§ WHAT YOU WILL DO: Say how many lines of the material below contain the word "used", with no other words.

§ EXTRACTED ENTRIES:
..........

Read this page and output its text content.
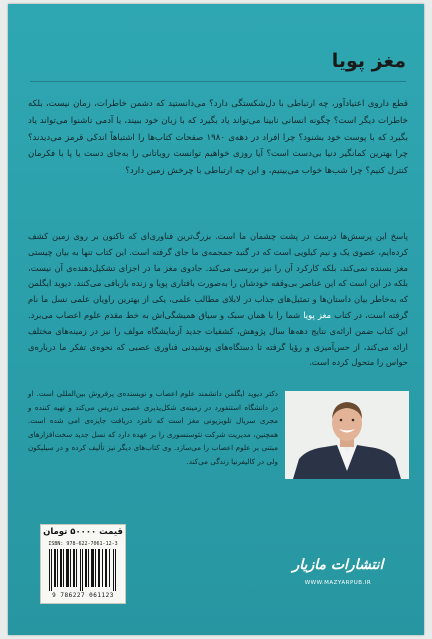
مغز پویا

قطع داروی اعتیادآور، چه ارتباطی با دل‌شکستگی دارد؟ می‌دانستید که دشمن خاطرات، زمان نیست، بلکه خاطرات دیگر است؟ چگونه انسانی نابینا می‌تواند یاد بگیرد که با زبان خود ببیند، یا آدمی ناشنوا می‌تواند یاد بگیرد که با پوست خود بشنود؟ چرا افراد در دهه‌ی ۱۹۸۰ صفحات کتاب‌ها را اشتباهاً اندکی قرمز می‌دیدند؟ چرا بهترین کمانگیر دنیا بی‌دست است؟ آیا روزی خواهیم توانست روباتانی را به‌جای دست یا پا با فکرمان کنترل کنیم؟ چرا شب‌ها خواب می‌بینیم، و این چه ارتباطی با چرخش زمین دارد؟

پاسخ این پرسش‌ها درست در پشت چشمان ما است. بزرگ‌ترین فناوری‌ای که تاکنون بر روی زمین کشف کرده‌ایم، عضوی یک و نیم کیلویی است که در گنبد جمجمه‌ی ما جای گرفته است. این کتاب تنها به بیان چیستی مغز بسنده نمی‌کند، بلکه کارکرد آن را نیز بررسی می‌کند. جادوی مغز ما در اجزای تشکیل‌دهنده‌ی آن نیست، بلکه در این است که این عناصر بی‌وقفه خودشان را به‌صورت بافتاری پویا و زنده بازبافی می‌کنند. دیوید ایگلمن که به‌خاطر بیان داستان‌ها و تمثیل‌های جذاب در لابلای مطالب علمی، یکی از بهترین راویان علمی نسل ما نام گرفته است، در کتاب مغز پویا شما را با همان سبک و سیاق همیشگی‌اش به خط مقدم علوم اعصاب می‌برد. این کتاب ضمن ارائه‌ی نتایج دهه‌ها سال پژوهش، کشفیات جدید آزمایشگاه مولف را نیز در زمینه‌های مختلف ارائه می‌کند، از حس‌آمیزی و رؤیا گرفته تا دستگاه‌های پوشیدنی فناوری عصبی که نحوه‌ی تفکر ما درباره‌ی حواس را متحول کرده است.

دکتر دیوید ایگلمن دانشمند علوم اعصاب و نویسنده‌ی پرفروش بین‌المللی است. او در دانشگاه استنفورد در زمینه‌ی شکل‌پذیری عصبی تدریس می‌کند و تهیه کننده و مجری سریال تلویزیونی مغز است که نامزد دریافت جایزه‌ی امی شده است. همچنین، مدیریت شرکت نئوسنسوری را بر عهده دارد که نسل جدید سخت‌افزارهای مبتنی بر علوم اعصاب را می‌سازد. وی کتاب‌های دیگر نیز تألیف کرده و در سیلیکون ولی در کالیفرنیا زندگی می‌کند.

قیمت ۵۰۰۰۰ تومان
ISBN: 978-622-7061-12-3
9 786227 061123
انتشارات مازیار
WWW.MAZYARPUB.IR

..........

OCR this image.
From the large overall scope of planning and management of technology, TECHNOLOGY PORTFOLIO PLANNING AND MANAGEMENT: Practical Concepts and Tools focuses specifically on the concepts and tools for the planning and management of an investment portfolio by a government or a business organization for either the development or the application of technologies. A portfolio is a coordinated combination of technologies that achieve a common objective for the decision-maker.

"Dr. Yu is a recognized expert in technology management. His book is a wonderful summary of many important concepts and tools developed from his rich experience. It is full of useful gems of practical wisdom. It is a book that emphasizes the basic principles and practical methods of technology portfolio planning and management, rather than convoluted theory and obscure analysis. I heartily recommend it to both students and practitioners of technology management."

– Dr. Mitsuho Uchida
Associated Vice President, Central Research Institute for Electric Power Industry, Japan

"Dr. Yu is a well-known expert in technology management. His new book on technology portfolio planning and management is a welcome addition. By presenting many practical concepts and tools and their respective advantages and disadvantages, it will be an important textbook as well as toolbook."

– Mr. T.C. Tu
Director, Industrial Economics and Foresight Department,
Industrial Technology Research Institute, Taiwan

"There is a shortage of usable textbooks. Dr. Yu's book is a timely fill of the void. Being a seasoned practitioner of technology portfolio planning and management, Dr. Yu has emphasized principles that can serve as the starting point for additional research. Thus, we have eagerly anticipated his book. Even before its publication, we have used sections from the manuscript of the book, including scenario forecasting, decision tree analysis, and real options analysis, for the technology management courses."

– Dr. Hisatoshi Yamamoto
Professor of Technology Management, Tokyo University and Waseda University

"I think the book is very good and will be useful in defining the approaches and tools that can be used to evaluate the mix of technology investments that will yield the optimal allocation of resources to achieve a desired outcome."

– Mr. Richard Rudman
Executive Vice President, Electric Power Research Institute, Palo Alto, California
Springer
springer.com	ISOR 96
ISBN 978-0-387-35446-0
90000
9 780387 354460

..........

§ SOLUTION FOR THIS EXERCISE: 2